━━ Data shown ━━
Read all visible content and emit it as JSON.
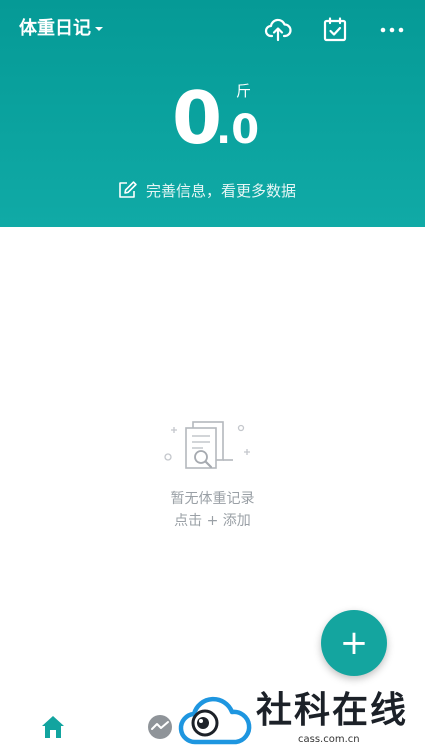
{
  "header": {
    "title": "体重日记",
    "icons": [
      "cloud-upload-icon",
      "calendar-check-icon",
      "more-icon"
    ],
    "accent_color": "#10aaa6"
  },
  "weight": {
    "integer": "0",
    "decimal": ".0",
    "unit": "斤"
  },
  "info_link": "完善信息，看更多数据",
  "empty_state": {
    "line1": "暂无体重记录",
    "line2": "点击 + 添加"
  },
  "fab": {
    "label": "+"
  },
  "tabbar": {
    "items": [
      "home-icon",
      "trend-icon"
    ],
    "active_color": "#12a49f"
  },
  "watermark": {
    "text": "社科在线",
    "subtext": "cass.com.cn"
  }
}
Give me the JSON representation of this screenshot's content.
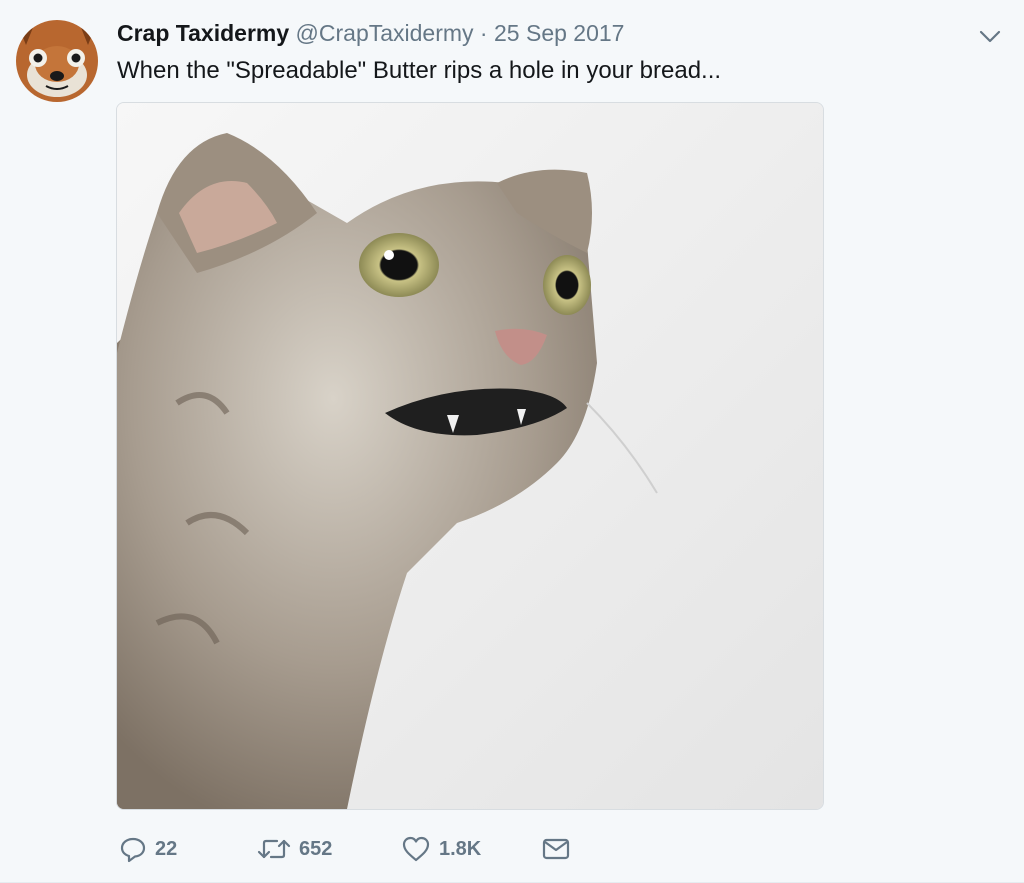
{
  "tweet": {
    "author_name": "Crap Taxidermy",
    "handle": "@CrapTaxidermy",
    "separator": " · ",
    "date": "25 Sep 2017",
    "text": "When the \"Spreadable\" Butter rips a hole in your bread...",
    "media_subject": "taxidermy-cat-photo",
    "avatar_subject": "taxidermy-fox-face"
  },
  "actions": {
    "reply_count": "22",
    "retweet_count": "652",
    "like_count": "1.8K"
  },
  "colors": {
    "text_primary": "#14171a",
    "text_secondary": "#657786",
    "background": "#f5f8fa",
    "border": "#d8dde1"
  },
  "icons": [
    "chevron-down-icon",
    "reply-icon",
    "retweet-icon",
    "heart-icon",
    "message-icon"
  ]
}
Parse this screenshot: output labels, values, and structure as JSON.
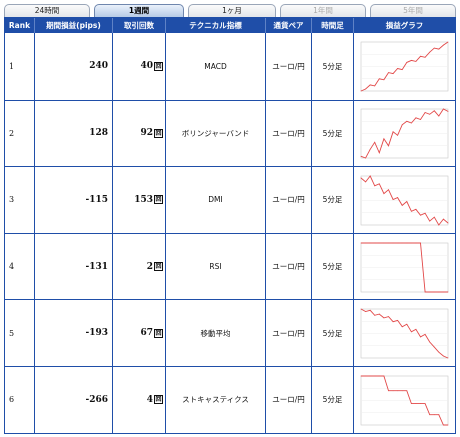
━━━
_Goal_
From the listing, extract all text exactly as given and drop any picture.

_Correct result_
Read all visible content and emit it as JSON.
{
  "header": {
    "title": "体重日记",
    "icons": [
      "cloud-upload-icon",
      "calendar-check-icon",
      "more-icon"
    ],
    "accent_color": "#10aaa6"
  },
  "weight": {
    "integer": "0",
    "decimal": ".0",
    "unit": "斤"
  },
  "info_link": "完善信息，看更多数据",
  "empty_state": {
    "line1": "暂无体重记录",
    "line2": "点击 + 添加"
  },
  "fab": {
    "label": "+"
  },
  "tabbar": {
    "items": [
      "home-icon",
      "trend-icon"
    ],
    "active_color": "#12a49f"
  },
  "watermark": {
    "text": "社科在线",
    "subtext": "cass.com.cn"
  }
}
Give me the JSON representation of this screenshot's content.
{
  "tweet": {
    "author_name": "Crap Taxidermy",
    "handle": "@CrapTaxidermy",
    "separator": " · ",
    "date": "25 Sep 2017",
    "text": "When the \"Spreadable\" Butter rips a hole in your bread...",
    "media_subject": "taxidermy-cat-photo",
    "avatar_subject": "taxidermy-fox-face"
  },
  "actions": {
    "reply_count": "22",
    "retweet_count": "652",
    "like_count": "1.8K"
  },
  "colors": {
    "text_primary": "#14171a",
    "text_secondary": "#657786",
    "background": "#f5f8fa",
    "border": "#d8dde1"
  },
  "icons": [
    "chevron-down-icon",
    "reply-icon",
    "retweet-icon",
    "heart-icon",
    "message-icon"
  ]
}
Parse this screenshot: output labels, values, and structure as JSON.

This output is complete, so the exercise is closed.